EXERCISE AIM >> Pick out each line with the word "background" from the material that follows.

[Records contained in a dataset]
>>

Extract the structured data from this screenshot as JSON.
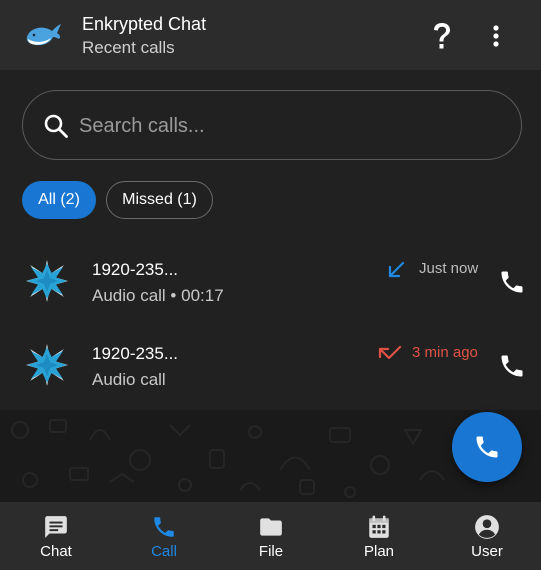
{
  "header": {
    "title": "Enkrypted Chat",
    "subtitle": "Recent calls",
    "help_icon": "help-icon",
    "more_icon": "more-vert-icon"
  },
  "search": {
    "placeholder": "Search calls..."
  },
  "filters": [
    {
      "label": "All (2)",
      "selected": true
    },
    {
      "label": "Missed (1)",
      "selected": false
    }
  ],
  "calls": [
    {
      "name": "1920-235...",
      "detail": "Audio call • 00:17",
      "time": "Just now",
      "direction": "incoming",
      "direction_icon": "arrow-incoming-icon"
    },
    {
      "name": "1920-235...",
      "detail": "Audio call",
      "time": "3 min ago",
      "direction": "missed",
      "direction_icon": "call-missed-icon"
    }
  ],
  "nav": [
    {
      "label": "Chat",
      "icon": "chat-icon",
      "active": false
    },
    {
      "label": "Call",
      "icon": "phone-icon",
      "active": true
    },
    {
      "label": "File",
      "icon": "folder-icon",
      "active": false
    },
    {
      "label": "Plan",
      "icon": "calendar-icon",
      "active": false
    },
    {
      "label": "User",
      "icon": "account-icon",
      "active": false
    }
  ],
  "colors": {
    "accent": "#1976d2",
    "accent_text": "#1e88e5",
    "missed": "#e05245",
    "header_bg": "#2c2c2c",
    "body_bg": "#212121"
  }
}
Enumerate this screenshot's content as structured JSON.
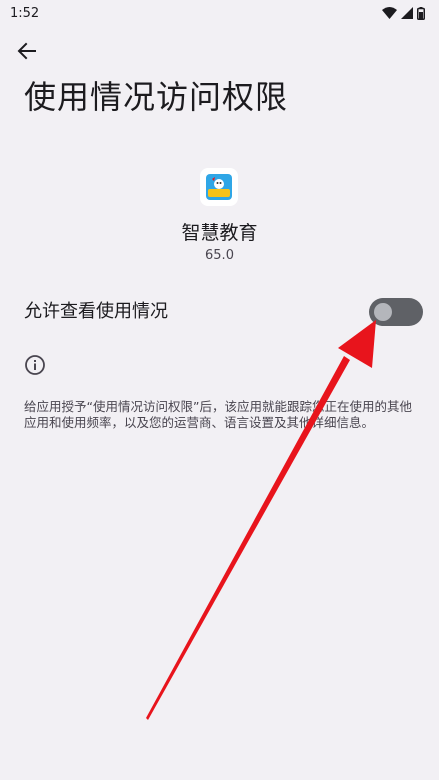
{
  "status_bar": {
    "time": "1:52",
    "icons": [
      "wifi-icon",
      "signal-icon",
      "battery-icon"
    ]
  },
  "header": {
    "back_icon": "arrow-left-icon",
    "title": "使用情况访问权限"
  },
  "app": {
    "icon": "app-icon",
    "name": "智慧教育",
    "version": "65.0"
  },
  "permission": {
    "label": "允许查看使用情况",
    "enabled": false
  },
  "info": {
    "icon": "info-icon",
    "text": "给应用授予“使用情况访问权限”后，该应用就能跟踪您正在使用的其他应用和使用频率，以及您的运营商、语言设置及其他详细信息。"
  },
  "annotation": {
    "arrow_color": "#e8141c"
  },
  "colors": {
    "background": "#f2f0f4",
    "switch_track": "#5f6166",
    "switch_thumb": "#b4b6bb"
  }
}
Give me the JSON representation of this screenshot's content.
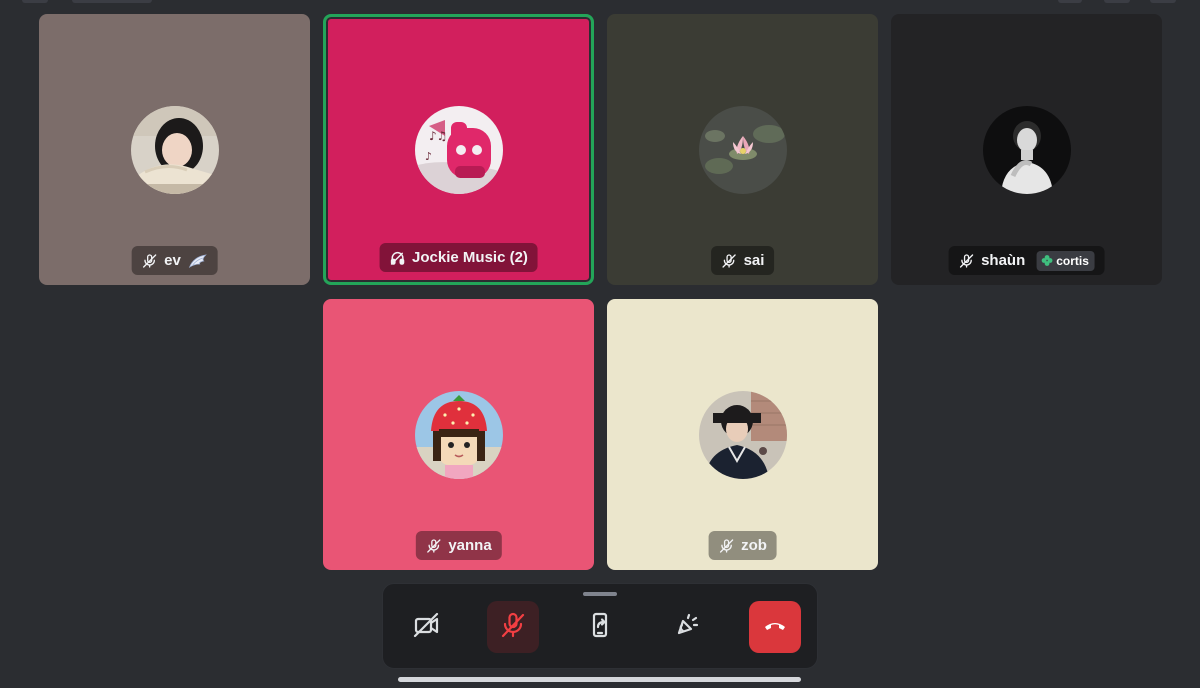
{
  "call": {
    "participants": [
      {
        "name": "ev",
        "muted": true,
        "tile_color": "#7c6d6a",
        "speaking": false
      },
      {
        "name": "Jockie Music (2)",
        "muted": false,
        "tile_color": "#d21f5d",
        "speaking": true,
        "chip_icon": "headphones-icon"
      },
      {
        "name": "sai",
        "muted": true,
        "tile_color": "#3b3c34",
        "speaking": false
      },
      {
        "name": "shaùn",
        "muted": true,
        "tile_color": "#232325",
        "speaking": false,
        "tag": "cortis"
      },
      {
        "name": "yanna",
        "muted": true,
        "tile_color": "#e95575",
        "speaking": false
      },
      {
        "name": "zob",
        "muted": true,
        "tile_color": "#ebe6cc",
        "speaking": false
      }
    ],
    "speaking_color": "#23a559"
  },
  "controls": {
    "buttons": [
      {
        "icon": "camera-off-icon",
        "state": "off"
      },
      {
        "icon": "microphone-muted-icon",
        "state": "muted",
        "color": "#da373c"
      },
      {
        "icon": "share-screen-icon",
        "state": "idle"
      },
      {
        "icon": "soundboard-icon",
        "state": "idle"
      },
      {
        "icon": "hang-up-icon",
        "state": "idle",
        "color": "#da373c"
      }
    ]
  }
}
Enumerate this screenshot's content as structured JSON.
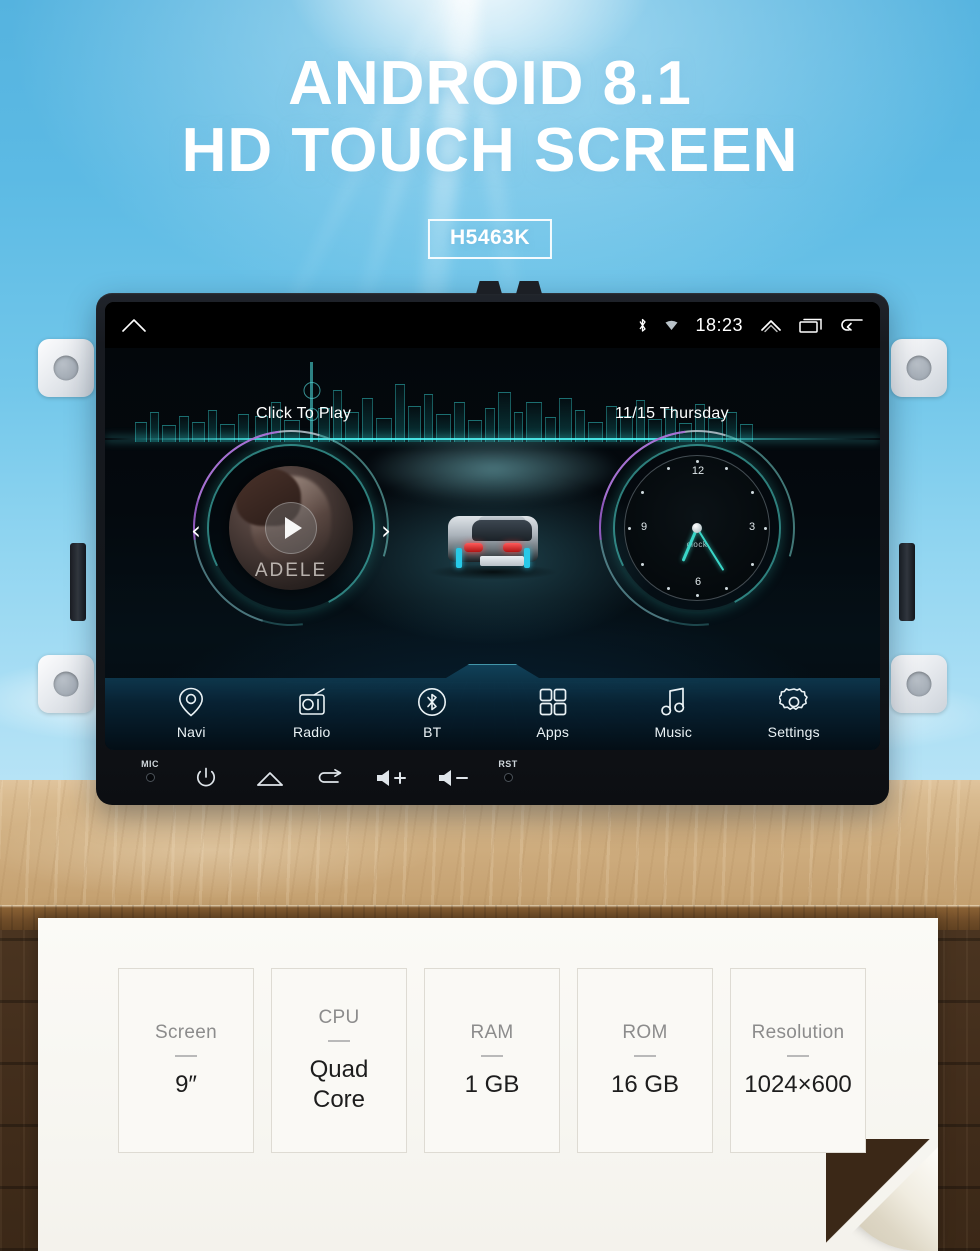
{
  "hero": {
    "line1": "ANDROID 8.1",
    "line2": "HD TOUCH SCREEN",
    "model": "H5463K"
  },
  "device": {
    "statusbar": {
      "home_icon": "home-icon",
      "bluetooth_icon": "bluetooth-icon",
      "wifi_icon": "wifi-icon",
      "time": "18:23",
      "expand_icon": "chevron-up-icon",
      "recents_icon": "recents-icon",
      "back_icon": "back-arrow-icon"
    },
    "music_widget": {
      "title": "Click To Play",
      "album_artist": "ADELE",
      "play_icon": "play-icon",
      "prev_icon": "chevron-left-icon",
      "next_icon": "chevron-right-icon"
    },
    "clock_widget": {
      "date": "11/15  Thursday",
      "face_label": "clock",
      "hour_marks": [
        "12",
        "3",
        "6",
        "9"
      ]
    },
    "dock": [
      {
        "label": "Navi",
        "icon": "location-pin-icon"
      },
      {
        "label": "Radio",
        "icon": "radio-icon"
      },
      {
        "label": "BT",
        "icon": "bluetooth-icon"
      },
      {
        "label": "Apps",
        "icon": "apps-grid-icon"
      },
      {
        "label": "Music",
        "icon": "music-note-icon"
      },
      {
        "label": "Settings",
        "icon": "gear-icon"
      }
    ],
    "buttons": [
      {
        "label": "MIC",
        "icon": "mic-pinhole-icon"
      },
      {
        "label": "",
        "icon": "power-icon"
      },
      {
        "label": "",
        "icon": "home-icon"
      },
      {
        "label": "",
        "icon": "return-arrow-icon"
      },
      {
        "label": "",
        "icon": "volume-up-icon"
      },
      {
        "label": "",
        "icon": "volume-down-icon"
      },
      {
        "label": "RST",
        "icon": "reset-pinhole-icon"
      }
    ]
  },
  "specs": [
    {
      "label": "Screen",
      "value": "9″"
    },
    {
      "label": "CPU",
      "value": "Quad\nCore"
    },
    {
      "label": "RAM",
      "value": "1 GB"
    },
    {
      "label": "ROM",
      "value": "16 GB"
    },
    {
      "label": "Resolution",
      "value": "1024×600"
    }
  ],
  "colors": {
    "sky": "#55b3df",
    "wood": "#cfae80",
    "dark_wood": "#432e1c",
    "paper": "#faf9f5",
    "accent_cyan": "#3ad6c8",
    "screen_black": "#03070b"
  }
}
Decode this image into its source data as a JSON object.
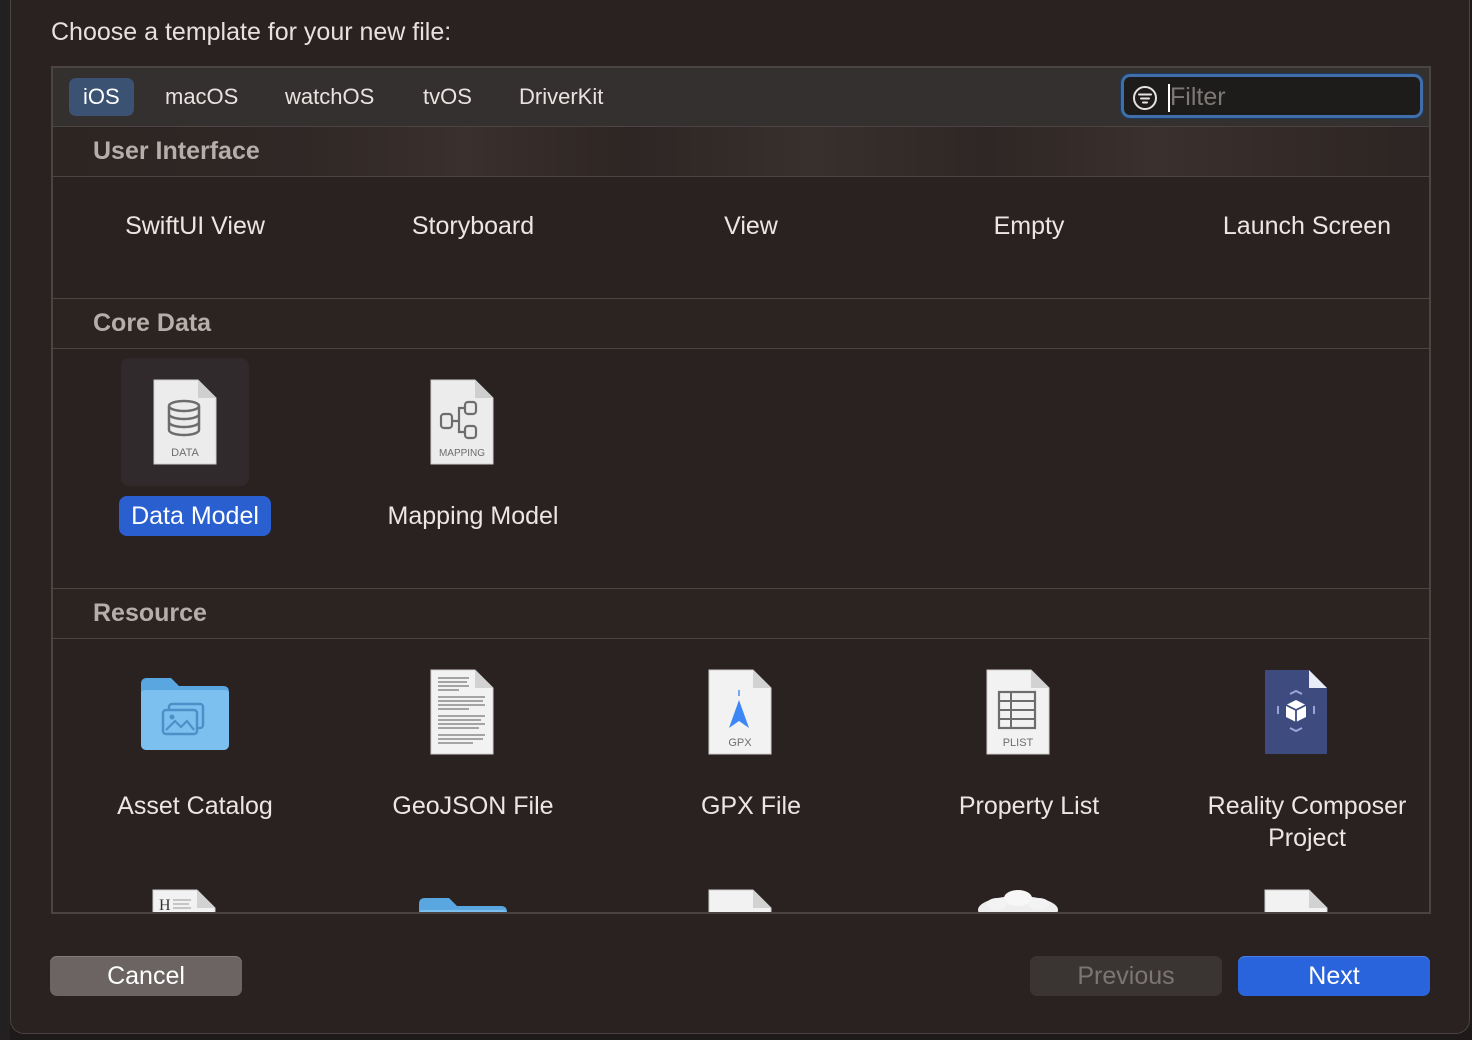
{
  "title": "Choose a template for your new file:",
  "tabs": [
    {
      "label": "iOS",
      "active": true
    },
    {
      "label": "macOS",
      "active": false
    },
    {
      "label": "watchOS",
      "active": false
    },
    {
      "label": "tvOS",
      "active": false
    },
    {
      "label": "DriverKit",
      "active": false
    }
  ],
  "filter": {
    "placeholder": "Filter",
    "value": ""
  },
  "sections": {
    "user_interface": {
      "header": "User Interface",
      "items": [
        "SwiftUI View",
        "Storyboard",
        "View",
        "Empty",
        "Launch Screen"
      ]
    },
    "core_data": {
      "header": "Core Data",
      "items": [
        {
          "label": "Data Model",
          "icon_text": "DATA",
          "icon": "database-icon",
          "selected": true
        },
        {
          "label": "Mapping Model",
          "icon_text": "MAPPING",
          "icon": "mapping-icon",
          "selected": false
        }
      ]
    },
    "resource": {
      "header": "Resource",
      "items": [
        {
          "label": "Asset Catalog",
          "icon": "folder-photos-icon"
        },
        {
          "label": "GeoJSON File",
          "icon": "text-document-icon"
        },
        {
          "label": "GPX File",
          "icon": "gpx-document-icon",
          "icon_text": "GPX"
        },
        {
          "label": "Property List",
          "icon": "plist-document-icon",
          "icon_text": "PLIST"
        },
        {
          "label": "Reality Composer Project",
          "label_lines": [
            "Reality Composer",
            "Project"
          ],
          "icon": "reality-composer-icon"
        }
      ]
    }
  },
  "buttons": {
    "cancel": "Cancel",
    "previous": "Previous",
    "next": "Next"
  },
  "colors": {
    "accent": "#2a64dc",
    "selection": "#2a5fd0",
    "tab_active": "#3b5272",
    "background": "#2a2220"
  }
}
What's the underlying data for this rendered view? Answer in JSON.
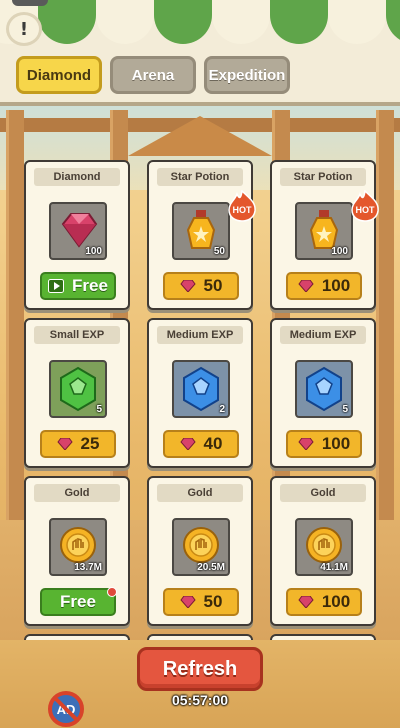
{
  "tabs": [
    {
      "label": "Diamond",
      "active": true
    },
    {
      "label": "Arena",
      "active": false
    },
    {
      "label": "Expedition",
      "active": false
    }
  ],
  "shop": {
    "items": [
      {
        "name": "Diamond",
        "icon": "ruby-gem-icon",
        "qty": "100",
        "price_label": "Free",
        "price_type": "ad-free",
        "hot": false,
        "notify": false
      },
      {
        "name": "Star Potion",
        "icon": "star-potion-icon",
        "qty": "50",
        "price_label": "50",
        "price_type": "gem",
        "hot": true,
        "notify": false
      },
      {
        "name": "Star Potion",
        "icon": "star-potion-icon",
        "qty": "100",
        "price_label": "100",
        "price_type": "gem",
        "hot": true,
        "notify": false
      },
      {
        "name": "Small EXP",
        "icon": "green-exp-crystal-icon",
        "qty": "5",
        "price_label": "25",
        "price_type": "gem",
        "hot": false,
        "notify": false
      },
      {
        "name": "Medium EXP",
        "icon": "blue-exp-crystal-icon",
        "qty": "2",
        "price_label": "40",
        "price_type": "gem",
        "hot": false,
        "notify": false
      },
      {
        "name": "Medium EXP",
        "icon": "blue-exp-crystal-icon",
        "qty": "5",
        "price_label": "100",
        "price_type": "gem",
        "hot": false,
        "notify": false
      },
      {
        "name": "Gold",
        "icon": "gold-coin-icon",
        "qty": "13.7M",
        "price_label": "Free",
        "price_type": "free",
        "hot": false,
        "notify": true
      },
      {
        "name": "Gold",
        "icon": "gold-coin-icon",
        "qty": "20.5M",
        "price_label": "50",
        "price_type": "gem",
        "hot": false,
        "notify": false
      },
      {
        "name": "Gold",
        "icon": "gold-coin-icon",
        "qty": "41.1M",
        "price_label": "100",
        "price_type": "gem",
        "hot": false,
        "notify": false
      }
    ],
    "hot_label": "HOT"
  },
  "refresh": {
    "label": "Refresh",
    "timer": "05:57:00"
  },
  "no_ads_label": "AD",
  "info_label": "!",
  "colors": {
    "accent": "#f7d64a",
    "price": "#f2b62a",
    "free": "#58b431",
    "refresh": "#e4563f",
    "awning_green": "#5fa54a"
  }
}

<<

EXERCISE SOLUTION >>
    "background": "#f2f0f4",
    "background": "#2a2220"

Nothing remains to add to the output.